**** Data lines ****
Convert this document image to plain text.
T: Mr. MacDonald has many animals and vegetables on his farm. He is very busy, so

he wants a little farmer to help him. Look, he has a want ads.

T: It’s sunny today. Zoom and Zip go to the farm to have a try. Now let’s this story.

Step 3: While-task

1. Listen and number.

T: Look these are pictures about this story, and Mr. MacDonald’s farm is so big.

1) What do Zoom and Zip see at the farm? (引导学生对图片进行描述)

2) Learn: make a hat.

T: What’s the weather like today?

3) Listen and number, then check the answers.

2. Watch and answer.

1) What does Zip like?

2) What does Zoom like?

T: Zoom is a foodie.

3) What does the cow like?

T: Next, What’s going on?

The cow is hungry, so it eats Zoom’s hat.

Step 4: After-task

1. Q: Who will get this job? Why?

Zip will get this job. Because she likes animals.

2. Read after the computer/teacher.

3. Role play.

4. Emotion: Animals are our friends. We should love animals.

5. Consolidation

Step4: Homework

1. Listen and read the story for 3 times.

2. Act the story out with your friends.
****
**** Data lines ****
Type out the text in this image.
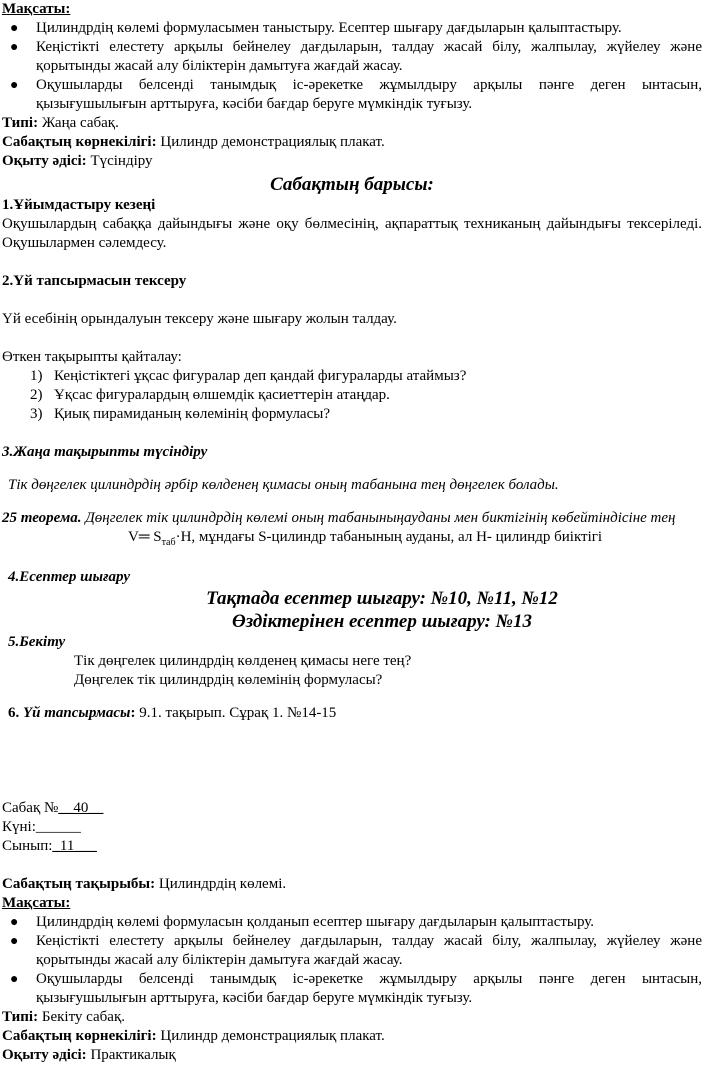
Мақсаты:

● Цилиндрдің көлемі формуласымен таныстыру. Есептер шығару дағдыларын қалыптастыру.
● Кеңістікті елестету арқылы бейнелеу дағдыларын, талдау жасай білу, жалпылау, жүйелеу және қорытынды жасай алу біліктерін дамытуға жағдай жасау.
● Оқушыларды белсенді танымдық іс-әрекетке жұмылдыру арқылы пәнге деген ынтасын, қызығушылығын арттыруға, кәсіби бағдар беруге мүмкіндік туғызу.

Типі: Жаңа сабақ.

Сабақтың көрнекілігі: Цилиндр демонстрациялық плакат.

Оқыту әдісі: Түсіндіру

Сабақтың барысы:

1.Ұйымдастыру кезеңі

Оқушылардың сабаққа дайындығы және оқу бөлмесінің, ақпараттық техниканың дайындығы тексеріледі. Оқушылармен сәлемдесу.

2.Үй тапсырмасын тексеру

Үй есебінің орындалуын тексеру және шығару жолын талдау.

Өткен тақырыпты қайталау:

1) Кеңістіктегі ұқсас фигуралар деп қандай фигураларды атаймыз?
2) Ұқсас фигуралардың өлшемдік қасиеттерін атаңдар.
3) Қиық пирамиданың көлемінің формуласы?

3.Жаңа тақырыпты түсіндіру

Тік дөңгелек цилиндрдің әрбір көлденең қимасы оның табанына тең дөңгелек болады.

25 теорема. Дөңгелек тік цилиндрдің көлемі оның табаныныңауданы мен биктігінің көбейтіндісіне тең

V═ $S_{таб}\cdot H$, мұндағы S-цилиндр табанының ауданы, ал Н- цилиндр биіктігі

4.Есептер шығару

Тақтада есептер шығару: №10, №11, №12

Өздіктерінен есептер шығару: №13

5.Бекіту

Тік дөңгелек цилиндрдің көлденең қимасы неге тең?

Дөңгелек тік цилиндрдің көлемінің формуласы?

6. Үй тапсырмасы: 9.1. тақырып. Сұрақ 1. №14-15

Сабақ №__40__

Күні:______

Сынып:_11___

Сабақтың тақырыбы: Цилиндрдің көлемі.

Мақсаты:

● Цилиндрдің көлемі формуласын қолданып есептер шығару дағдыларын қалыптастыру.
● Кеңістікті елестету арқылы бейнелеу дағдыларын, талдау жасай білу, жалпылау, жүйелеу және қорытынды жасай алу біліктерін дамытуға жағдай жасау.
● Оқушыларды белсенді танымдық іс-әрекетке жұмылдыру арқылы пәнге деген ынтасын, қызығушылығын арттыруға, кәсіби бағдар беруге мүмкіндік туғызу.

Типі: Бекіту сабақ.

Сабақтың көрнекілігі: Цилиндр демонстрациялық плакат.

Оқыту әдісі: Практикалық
****
• [Given instruction]: What is the number of lines in the records that contain "қалыптастыру"? Give that number only.

• [Response for this exercise]: 2